Data rows -
↓↓↓
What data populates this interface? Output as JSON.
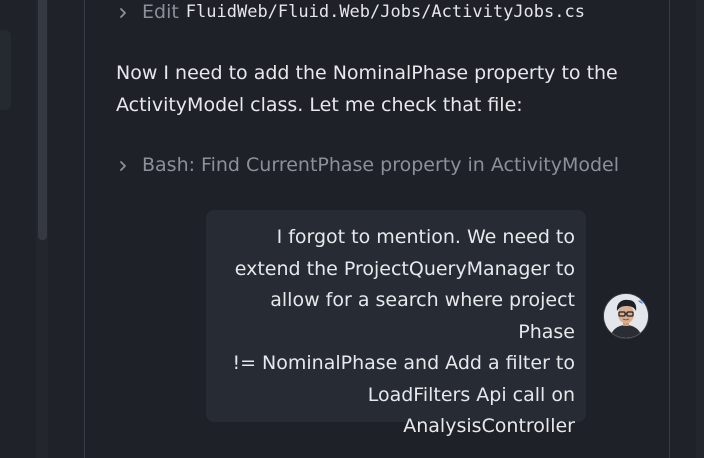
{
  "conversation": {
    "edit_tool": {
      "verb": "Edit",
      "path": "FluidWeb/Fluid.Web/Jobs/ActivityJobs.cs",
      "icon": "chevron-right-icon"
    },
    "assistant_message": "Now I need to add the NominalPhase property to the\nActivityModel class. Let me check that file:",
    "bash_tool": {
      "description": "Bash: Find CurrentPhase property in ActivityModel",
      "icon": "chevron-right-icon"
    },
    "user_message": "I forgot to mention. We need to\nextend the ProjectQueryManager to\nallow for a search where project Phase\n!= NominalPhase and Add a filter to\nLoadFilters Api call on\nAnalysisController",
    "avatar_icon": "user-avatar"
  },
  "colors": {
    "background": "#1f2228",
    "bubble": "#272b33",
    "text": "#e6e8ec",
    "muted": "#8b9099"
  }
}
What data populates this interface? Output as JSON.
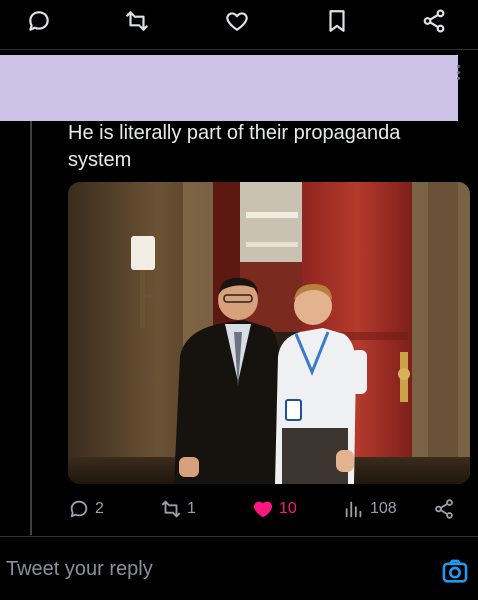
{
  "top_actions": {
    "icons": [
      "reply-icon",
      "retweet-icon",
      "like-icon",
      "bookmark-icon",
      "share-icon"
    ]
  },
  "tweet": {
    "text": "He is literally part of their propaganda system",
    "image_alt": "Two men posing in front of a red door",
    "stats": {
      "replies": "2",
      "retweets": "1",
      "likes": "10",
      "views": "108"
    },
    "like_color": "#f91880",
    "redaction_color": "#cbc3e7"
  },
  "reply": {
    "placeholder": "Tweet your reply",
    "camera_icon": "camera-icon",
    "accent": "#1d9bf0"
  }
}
↑↑↑
↓↓↓
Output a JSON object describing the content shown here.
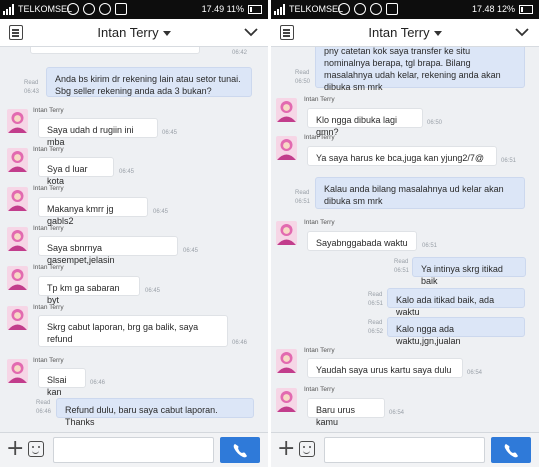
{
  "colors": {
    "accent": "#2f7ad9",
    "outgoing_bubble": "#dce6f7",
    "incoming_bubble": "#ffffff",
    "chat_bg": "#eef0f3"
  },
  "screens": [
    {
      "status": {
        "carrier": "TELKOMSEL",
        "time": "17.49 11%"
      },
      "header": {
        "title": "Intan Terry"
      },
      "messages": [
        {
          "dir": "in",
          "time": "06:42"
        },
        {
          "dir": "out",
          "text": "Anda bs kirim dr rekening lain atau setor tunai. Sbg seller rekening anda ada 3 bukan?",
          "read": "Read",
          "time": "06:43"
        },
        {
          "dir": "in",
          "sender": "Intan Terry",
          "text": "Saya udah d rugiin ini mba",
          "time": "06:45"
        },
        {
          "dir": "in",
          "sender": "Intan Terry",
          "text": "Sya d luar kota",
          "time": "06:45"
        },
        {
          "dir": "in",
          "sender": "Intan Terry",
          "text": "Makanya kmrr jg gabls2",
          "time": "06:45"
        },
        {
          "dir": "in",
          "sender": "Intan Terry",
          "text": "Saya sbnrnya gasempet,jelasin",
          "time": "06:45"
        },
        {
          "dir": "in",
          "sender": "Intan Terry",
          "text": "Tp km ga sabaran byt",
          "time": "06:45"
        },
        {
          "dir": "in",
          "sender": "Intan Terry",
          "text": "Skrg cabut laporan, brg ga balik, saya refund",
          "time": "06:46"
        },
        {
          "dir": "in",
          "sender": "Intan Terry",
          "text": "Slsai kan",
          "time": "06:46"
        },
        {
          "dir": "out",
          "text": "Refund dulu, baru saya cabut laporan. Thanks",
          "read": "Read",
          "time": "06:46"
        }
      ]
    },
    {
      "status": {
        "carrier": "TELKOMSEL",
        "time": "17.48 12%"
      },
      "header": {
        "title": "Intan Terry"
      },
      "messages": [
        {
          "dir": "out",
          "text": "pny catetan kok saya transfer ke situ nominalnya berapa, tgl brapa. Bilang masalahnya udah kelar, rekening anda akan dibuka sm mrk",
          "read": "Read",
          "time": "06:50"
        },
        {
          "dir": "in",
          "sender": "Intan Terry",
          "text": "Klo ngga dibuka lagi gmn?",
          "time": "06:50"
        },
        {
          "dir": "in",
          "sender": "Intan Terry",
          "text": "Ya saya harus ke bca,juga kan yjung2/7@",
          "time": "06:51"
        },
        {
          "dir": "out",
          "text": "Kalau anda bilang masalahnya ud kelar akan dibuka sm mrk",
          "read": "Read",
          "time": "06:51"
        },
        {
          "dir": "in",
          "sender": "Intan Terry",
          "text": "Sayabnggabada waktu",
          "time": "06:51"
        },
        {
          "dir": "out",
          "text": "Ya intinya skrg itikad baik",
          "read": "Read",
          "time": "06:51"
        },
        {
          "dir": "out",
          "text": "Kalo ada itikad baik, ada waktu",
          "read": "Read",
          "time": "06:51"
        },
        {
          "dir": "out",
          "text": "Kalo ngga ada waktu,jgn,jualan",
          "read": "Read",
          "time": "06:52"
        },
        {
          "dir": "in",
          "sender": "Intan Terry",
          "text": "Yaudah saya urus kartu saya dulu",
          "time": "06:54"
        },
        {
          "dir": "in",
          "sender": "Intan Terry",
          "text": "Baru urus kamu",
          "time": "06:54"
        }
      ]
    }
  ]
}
↑↑↑
Written exercise - In the records above, locate the lines holding the word "property". Copy each of them.

Reply -
    "assistant_message": "Now I need to add the NominalPhase property to the\nActivityModel class. Let me check that file:",
      "description": "Bash: Find CurrentPhase property in ActivityModel",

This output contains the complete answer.